Copy every line of the data in which the word "والزيادات" occurs.

......

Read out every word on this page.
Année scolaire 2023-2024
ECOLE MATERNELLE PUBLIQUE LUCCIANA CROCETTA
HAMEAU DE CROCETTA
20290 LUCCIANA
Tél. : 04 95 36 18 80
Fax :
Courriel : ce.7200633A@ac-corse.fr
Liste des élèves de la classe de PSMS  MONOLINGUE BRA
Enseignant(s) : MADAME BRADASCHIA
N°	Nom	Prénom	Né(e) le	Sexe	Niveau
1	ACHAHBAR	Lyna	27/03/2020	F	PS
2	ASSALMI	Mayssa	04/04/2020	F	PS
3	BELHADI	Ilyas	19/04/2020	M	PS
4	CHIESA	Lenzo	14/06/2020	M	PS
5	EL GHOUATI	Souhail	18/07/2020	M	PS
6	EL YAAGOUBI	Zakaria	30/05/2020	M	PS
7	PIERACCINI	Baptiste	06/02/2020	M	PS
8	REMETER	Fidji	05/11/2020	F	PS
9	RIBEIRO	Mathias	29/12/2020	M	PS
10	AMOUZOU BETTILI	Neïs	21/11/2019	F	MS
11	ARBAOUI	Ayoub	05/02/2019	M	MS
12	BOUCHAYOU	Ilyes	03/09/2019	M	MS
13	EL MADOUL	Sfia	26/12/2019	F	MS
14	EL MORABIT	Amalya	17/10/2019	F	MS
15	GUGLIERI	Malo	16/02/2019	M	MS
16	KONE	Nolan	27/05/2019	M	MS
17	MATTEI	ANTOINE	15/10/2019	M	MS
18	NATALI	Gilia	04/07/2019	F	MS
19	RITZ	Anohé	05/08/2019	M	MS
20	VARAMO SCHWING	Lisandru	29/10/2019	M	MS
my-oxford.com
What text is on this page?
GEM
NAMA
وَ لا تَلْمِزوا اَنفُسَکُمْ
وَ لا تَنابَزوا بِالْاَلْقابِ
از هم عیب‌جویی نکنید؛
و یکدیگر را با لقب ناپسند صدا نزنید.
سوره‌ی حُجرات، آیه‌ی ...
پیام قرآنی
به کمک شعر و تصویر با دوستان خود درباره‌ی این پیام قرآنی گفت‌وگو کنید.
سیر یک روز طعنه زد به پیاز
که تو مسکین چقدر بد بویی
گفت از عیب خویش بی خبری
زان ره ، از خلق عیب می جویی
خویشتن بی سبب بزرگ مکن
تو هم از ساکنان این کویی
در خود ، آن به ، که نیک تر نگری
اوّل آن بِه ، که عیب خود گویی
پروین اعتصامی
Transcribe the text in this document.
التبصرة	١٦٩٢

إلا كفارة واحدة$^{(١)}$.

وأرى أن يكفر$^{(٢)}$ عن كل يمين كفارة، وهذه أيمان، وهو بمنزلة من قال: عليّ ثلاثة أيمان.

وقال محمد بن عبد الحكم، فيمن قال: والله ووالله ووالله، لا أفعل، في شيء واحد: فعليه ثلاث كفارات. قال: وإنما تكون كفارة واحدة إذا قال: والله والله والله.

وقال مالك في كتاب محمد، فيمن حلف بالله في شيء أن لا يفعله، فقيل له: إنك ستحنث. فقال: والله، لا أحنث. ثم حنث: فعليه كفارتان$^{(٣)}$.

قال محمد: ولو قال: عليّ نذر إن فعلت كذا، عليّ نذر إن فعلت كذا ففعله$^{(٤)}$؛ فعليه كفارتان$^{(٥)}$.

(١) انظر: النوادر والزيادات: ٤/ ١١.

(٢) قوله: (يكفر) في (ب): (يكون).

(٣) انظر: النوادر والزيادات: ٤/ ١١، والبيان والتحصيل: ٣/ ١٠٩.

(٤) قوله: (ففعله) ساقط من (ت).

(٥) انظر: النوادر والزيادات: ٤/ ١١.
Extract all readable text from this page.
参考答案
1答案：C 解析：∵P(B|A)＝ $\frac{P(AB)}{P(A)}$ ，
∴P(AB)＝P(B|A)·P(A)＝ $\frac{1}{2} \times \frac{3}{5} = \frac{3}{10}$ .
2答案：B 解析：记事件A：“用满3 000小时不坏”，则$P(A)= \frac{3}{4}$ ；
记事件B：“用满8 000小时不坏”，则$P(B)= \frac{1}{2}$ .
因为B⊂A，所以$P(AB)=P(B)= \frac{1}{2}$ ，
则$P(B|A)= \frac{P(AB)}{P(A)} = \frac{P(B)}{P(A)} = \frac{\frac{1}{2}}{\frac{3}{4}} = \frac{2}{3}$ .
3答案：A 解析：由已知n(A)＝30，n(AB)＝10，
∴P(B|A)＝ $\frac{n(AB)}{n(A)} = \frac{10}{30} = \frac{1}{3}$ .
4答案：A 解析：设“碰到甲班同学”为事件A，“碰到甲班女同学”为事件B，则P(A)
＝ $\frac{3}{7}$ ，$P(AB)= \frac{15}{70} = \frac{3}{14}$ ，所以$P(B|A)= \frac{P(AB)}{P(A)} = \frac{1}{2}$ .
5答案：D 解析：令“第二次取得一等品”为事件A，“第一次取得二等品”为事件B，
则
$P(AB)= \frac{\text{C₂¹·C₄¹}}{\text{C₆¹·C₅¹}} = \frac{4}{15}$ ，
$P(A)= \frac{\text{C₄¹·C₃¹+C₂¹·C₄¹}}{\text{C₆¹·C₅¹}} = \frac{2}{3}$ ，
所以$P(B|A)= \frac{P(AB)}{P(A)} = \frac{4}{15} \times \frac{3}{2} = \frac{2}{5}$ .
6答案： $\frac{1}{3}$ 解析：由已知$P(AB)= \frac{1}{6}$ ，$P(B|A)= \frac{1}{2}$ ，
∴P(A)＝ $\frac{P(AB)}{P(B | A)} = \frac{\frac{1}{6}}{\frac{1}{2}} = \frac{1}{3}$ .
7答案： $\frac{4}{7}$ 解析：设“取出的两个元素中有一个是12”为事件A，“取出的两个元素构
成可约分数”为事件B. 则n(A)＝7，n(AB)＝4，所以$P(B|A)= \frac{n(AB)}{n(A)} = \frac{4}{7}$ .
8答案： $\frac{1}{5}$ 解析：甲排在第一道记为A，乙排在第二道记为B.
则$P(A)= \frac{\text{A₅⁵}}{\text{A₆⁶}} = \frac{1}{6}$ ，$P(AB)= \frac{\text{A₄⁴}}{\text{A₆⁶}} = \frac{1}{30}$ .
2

......

#### Exercise answer:
(١) انظر: النوادر والزيادات: ٤/ ١١.
(٣) انظر: النوادر والزيادات: ٤/ ١١، والبيان والتحصيل: ٣/ ١٠٩.
(٥) انظر: النوادر والزيادات: ٤/ ١١.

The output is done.